_Prompt_
Scan the material below for the string "this", and copy every line where it shows up.

_Supplied entries_
--- Begin ---

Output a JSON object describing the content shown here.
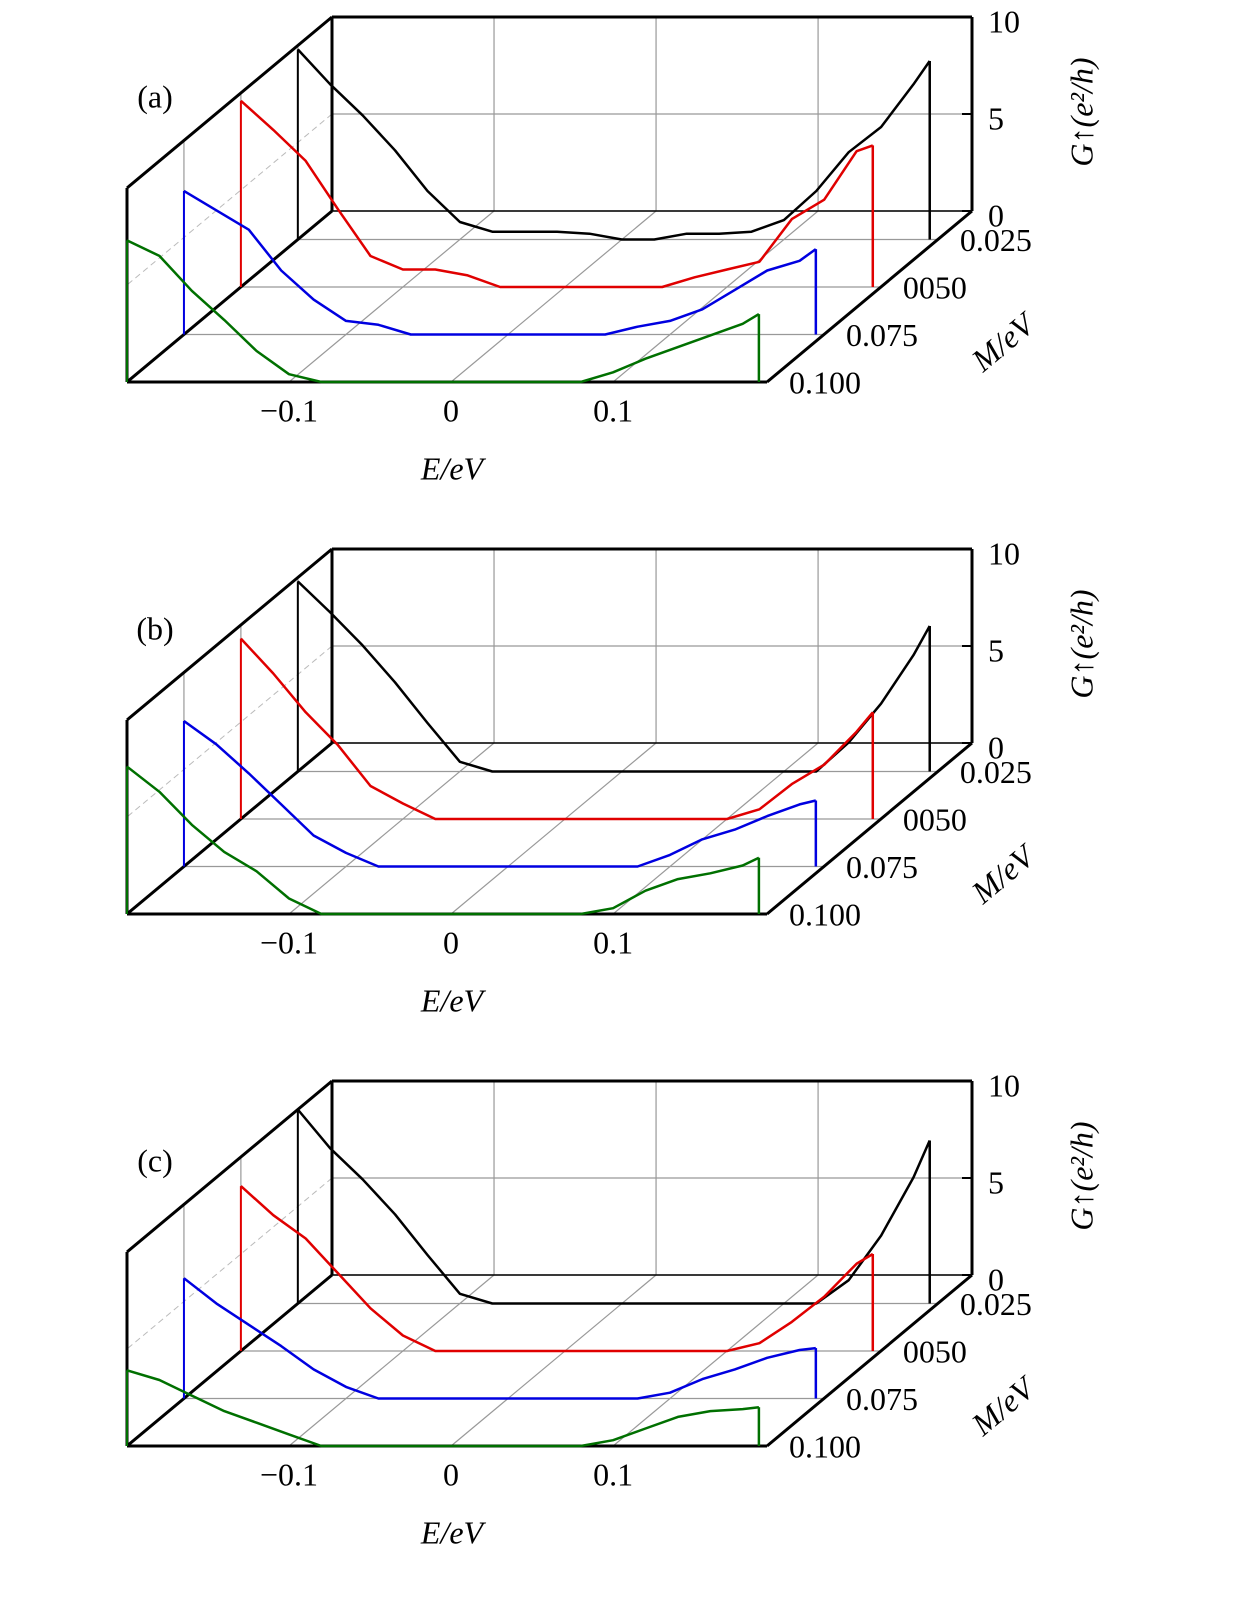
{
  "chart_data": [
    {
      "type": "line",
      "panel_label": "(a)",
      "xlabel": "E/eV",
      "ylabel": "G↑(e²/h)",
      "mlabel": "M/eV",
      "x": [
        -0.2,
        -0.18,
        -0.16,
        -0.14,
        -0.12,
        -0.1,
        -0.08,
        -0.06,
        -0.04,
        -0.02,
        0,
        0.02,
        0.04,
        0.06,
        0.08,
        0.1,
        0.12,
        0.14,
        0.16,
        0.18,
        0.19
      ],
      "xlim": [
        -0.2,
        0.195
      ],
      "xticks": [
        {
          "value": -0.1,
          "label": "−0.1"
        },
        0,
        0.1
      ],
      "ylim": [
        0,
        10
      ],
      "yticks": [
        0,
        5,
        10
      ],
      "mlim": [
        0.01,
        0.1
      ],
      "mticks": [
        0.025,
        {
          "value": 0.05,
          "label": "0050"
        },
        0.075,
        {
          "value": 0.1,
          "label": "0.100"
        }
      ],
      "grid": true,
      "series": [
        {
          "m": 0.025,
          "color": "#000000",
          "values": [
            9.8,
            8,
            6.4,
            4.6,
            2.5,
            0.9,
            0.4,
            0.4,
            0.4,
            0.3,
            0,
            0,
            0.3,
            0.3,
            0.4,
            1.0,
            2.5,
            4.5,
            5.8,
            8,
            9.2
          ]
        },
        {
          "m": 0.05,
          "color": "#e00000",
          "values": [
            9.6,
            8.1,
            6.5,
            4,
            1.6,
            0.9,
            0.9,
            0.6,
            0,
            0,
            0,
            0,
            0,
            0,
            0.5,
            0.9,
            1.3,
            3.5,
            4.5,
            7,
            7.3
          ]
        },
        {
          "m": 0.075,
          "color": "#0000e0",
          "values": [
            7.4,
            6.4,
            5.4,
            3.3,
            1.8,
            0.7,
            0.5,
            0,
            0,
            0,
            0,
            0,
            0,
            0,
            0.4,
            0.7,
            1.3,
            2.3,
            3.3,
            3.8,
            4.4
          ]
        },
        {
          "m": 0.1,
          "color": "#007000",
          "values": [
            7.3,
            6.5,
            4.7,
            3.2,
            1.6,
            0.4,
            0,
            0,
            0,
            0,
            0,
            0,
            0,
            0,
            0,
            0.5,
            1.2,
            1.8,
            2.4,
            3.0,
            3.5
          ]
        }
      ]
    },
    {
      "type": "line",
      "panel_label": "(b)",
      "xlabel": "E/eV",
      "ylabel": "G↑(e²/h)",
      "mlabel": "M/eV",
      "x": [
        -0.2,
        -0.18,
        -0.16,
        -0.14,
        -0.12,
        -0.1,
        -0.08,
        -0.06,
        -0.04,
        -0.02,
        0,
        0.02,
        0.04,
        0.06,
        0.08,
        0.1,
        0.12,
        0.14,
        0.16,
        0.18,
        0.19
      ],
      "xlim": [
        -0.2,
        0.195
      ],
      "xticks": [
        {
          "value": -0.1,
          "label": "−0.1"
        },
        0,
        0.1
      ],
      "ylim": [
        0,
        10
      ],
      "yticks": [
        0,
        5,
        10
      ],
      "mlim": [
        0.01,
        0.1
      ],
      "mticks": [
        0.025,
        {
          "value": 0.05,
          "label": "0050"
        },
        0.075,
        {
          "value": 0.1,
          "label": "0.100"
        }
      ],
      "grid": true,
      "series": [
        {
          "m": 0.025,
          "color": "#000000",
          "values": [
            9.8,
            8.2,
            6.5,
            4.6,
            2.5,
            0.5,
            0,
            0,
            0,
            0,
            0,
            0,
            0,
            0,
            0,
            0,
            0,
            1.5,
            3.5,
            6,
            7.5
          ]
        },
        {
          "m": 0.05,
          "color": "#e00000",
          "values": [
            9.3,
            7.5,
            5.5,
            3.8,
            1.7,
            0.8,
            0,
            0,
            0,
            0,
            0,
            0,
            0,
            0,
            0,
            0,
            0.5,
            1.8,
            2.8,
            4.5,
            5.5
          ]
        },
        {
          "m": 0.075,
          "color": "#0000e0",
          "values": [
            7.5,
            6.3,
            4.8,
            3.2,
            1.6,
            0.7,
            0,
            0,
            0,
            0,
            0,
            0,
            0,
            0,
            0,
            0.6,
            1.4,
            1.9,
            2.6,
            3.2,
            3.4
          ]
        },
        {
          "m": 0.1,
          "color": "#007000",
          "values": [
            7.6,
            6.3,
            4.6,
            3.2,
            2.2,
            0.8,
            0,
            0,
            0,
            0,
            0,
            0,
            0,
            0,
            0,
            0.3,
            1.2,
            1.8,
            2.1,
            2.5,
            2.9
          ]
        }
      ]
    },
    {
      "type": "line",
      "panel_label": "(c)",
      "xlabel": "E/eV",
      "ylabel": "G↑(e²/h)",
      "mlabel": "M/eV",
      "x": [
        -0.2,
        -0.18,
        -0.16,
        -0.14,
        -0.12,
        -0.1,
        -0.08,
        -0.06,
        -0.04,
        -0.02,
        0,
        0.02,
        0.04,
        0.06,
        0.08,
        0.1,
        0.12,
        0.14,
        0.16,
        0.18,
        0.19
      ],
      "xlim": [
        -0.2,
        0.195
      ],
      "xticks": [
        {
          "value": -0.1,
          "label": "−0.1"
        },
        0,
        0.1
      ],
      "ylim": [
        0,
        10
      ],
      "yticks": [
        0,
        5,
        10
      ],
      "mlim": [
        0.01,
        0.1
      ],
      "mticks": [
        0.025,
        {
          "value": 0.05,
          "label": "0050"
        },
        0.075,
        {
          "value": 0.1,
          "label": "0.100"
        }
      ],
      "grid": true,
      "series": [
        {
          "m": 0.025,
          "color": "#000000",
          "values": [
            10,
            8,
            6.4,
            4.6,
            2.5,
            0.5,
            0,
            0,
            0,
            0,
            0,
            0,
            0,
            0,
            0,
            0,
            0,
            1.2,
            3.5,
            6.5,
            8.4
          ]
        },
        {
          "m": 0.05,
          "color": "#e00000",
          "values": [
            8.5,
            7,
            5.8,
            4,
            2.2,
            0.8,
            0,
            0,
            0,
            0,
            0,
            0,
            0,
            0,
            0,
            0,
            0.4,
            1.5,
            2.8,
            4.5,
            5
          ]
        },
        {
          "m": 0.075,
          "color": "#0000e0",
          "values": [
            6.2,
            4.9,
            3.8,
            2.7,
            1.5,
            0.6,
            0,
            0,
            0,
            0,
            0,
            0,
            0,
            0,
            0,
            0.3,
            1,
            1.5,
            2.1,
            2.5,
            2.6
          ]
        },
        {
          "m": 0.1,
          "color": "#007000",
          "values": [
            3.9,
            3.4,
            2.6,
            1.8,
            1.2,
            0.6,
            0,
            0,
            0,
            0,
            0,
            0,
            0,
            0,
            0,
            0.3,
            0.9,
            1.5,
            1.8,
            1.9,
            2.0
          ]
        }
      ]
    }
  ]
}
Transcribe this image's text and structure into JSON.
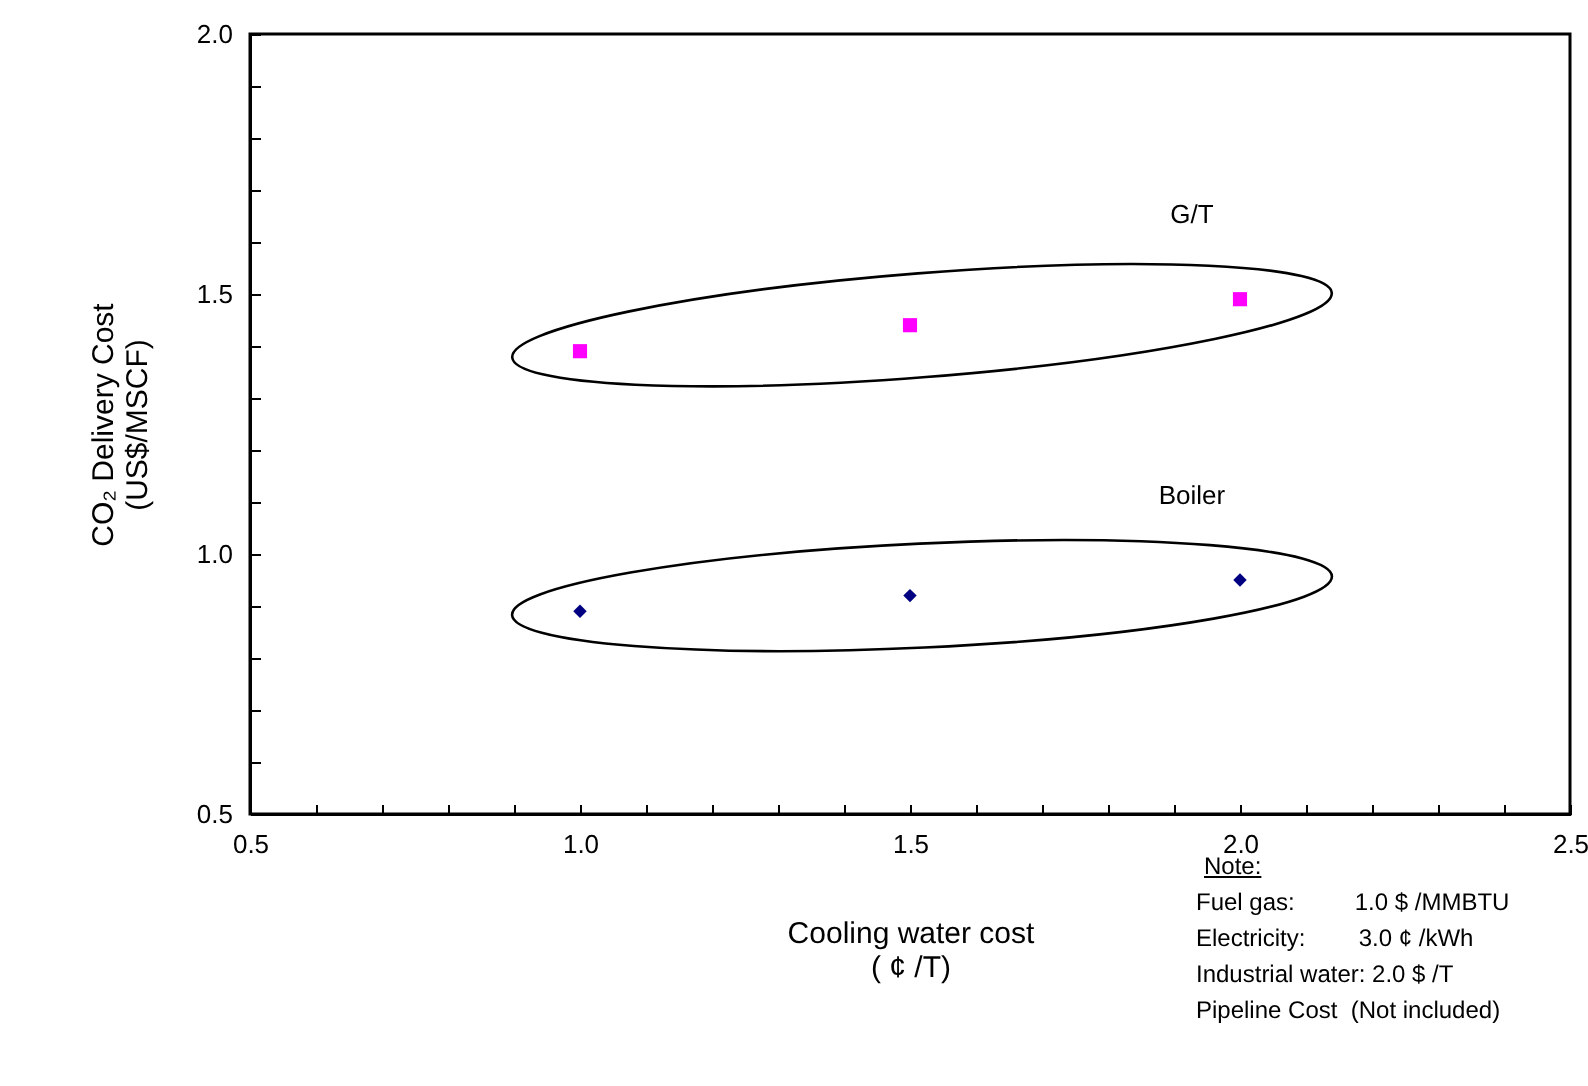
{
  "chart_data": {
    "type": "scatter",
    "xlabel": "Cooling water cost\n( ¢ /T)",
    "ylabel": "CO₂ Delivery Cost\n(US$/MSCF)",
    "x": [
      1.0,
      1.5,
      2.0
    ],
    "series": [
      {
        "name": "G/T",
        "color": "#ff00ff",
        "marker": "square",
        "values": [
          1.39,
          1.44,
          1.49
        ]
      },
      {
        "name": "Boiler",
        "color": "#000080",
        "marker": "diamond",
        "values": [
          0.89,
          0.92,
          0.95
        ]
      }
    ],
    "xlim": [
      0.5,
      2.5
    ],
    "ylim": [
      0.5,
      2.0
    ],
    "xticks": [
      {
        "value": 0.5,
        "label": "0.5"
      },
      {
        "value": 0.6,
        "label": null
      },
      {
        "value": 0.7,
        "label": null
      },
      {
        "value": 0.8,
        "label": null
      },
      {
        "value": 0.9,
        "label": null
      },
      {
        "value": 1.0,
        "label": "1.0"
      },
      {
        "value": 1.1,
        "label": null
      },
      {
        "value": 1.2,
        "label": null
      },
      {
        "value": 1.3,
        "label": null
      },
      {
        "value": 1.4,
        "label": null
      },
      {
        "value": 1.5,
        "label": "1.5"
      },
      {
        "value": 1.6,
        "label": null
      },
      {
        "value": 1.7,
        "label": null
      },
      {
        "value": 1.8,
        "label": null
      },
      {
        "value": 1.9,
        "label": null
      },
      {
        "value": 2.0,
        "label": "2.0"
      },
      {
        "value": 2.1,
        "label": null
      },
      {
        "value": 2.2,
        "label": null
      },
      {
        "value": 2.3,
        "label": null
      },
      {
        "value": 2.4,
        "label": null
      },
      {
        "value": 2.5,
        "label": "2.5"
      }
    ],
    "yticks": [
      {
        "value": 0.5,
        "label": "0.5"
      },
      {
        "value": 0.6,
        "label": null
      },
      {
        "value": 0.7,
        "label": null
      },
      {
        "value": 0.8,
        "label": null
      },
      {
        "value": 0.9,
        "label": null
      },
      {
        "value": 1.0,
        "label": "1.0"
      },
      {
        "value": 1.1,
        "label": null
      },
      {
        "value": 1.2,
        "label": null
      },
      {
        "value": 1.3,
        "label": null
      },
      {
        "value": 1.4,
        "label": null
      },
      {
        "value": 1.5,
        "label": "1.5"
      },
      {
        "value": 1.6,
        "label": null
      },
      {
        "value": 1.7,
        "label": null
      },
      {
        "value": 1.8,
        "label": null
      },
      {
        "value": 1.9,
        "label": null
      },
      {
        "value": 2.0,
        "label": "2.0"
      }
    ],
    "grid": false,
    "annotations": [
      "Note:",
      "Fuel gas:         1.0 $ /MMBTU",
      "Electricity:        3.0 ¢ /kWh",
      "Industrial water: 2.0 $ /T",
      "Pipeline Cost  (Not included)"
    ]
  }
}
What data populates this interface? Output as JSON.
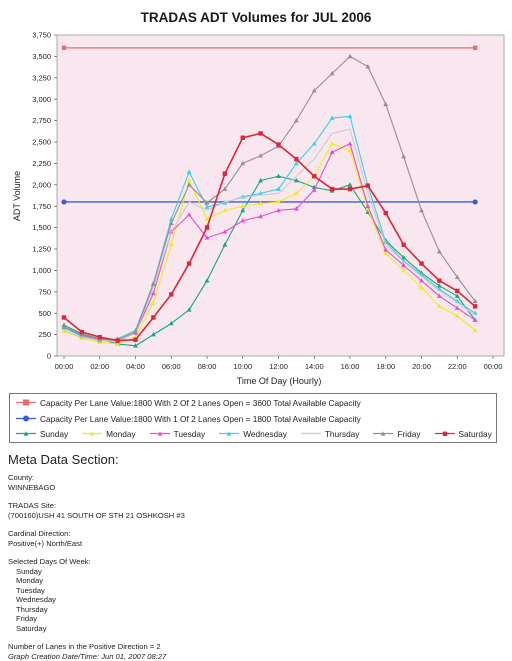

--- End ---

_The solution_
Transcribe this image's text and structure into JSON.
What data populates this interface? Output as JSON.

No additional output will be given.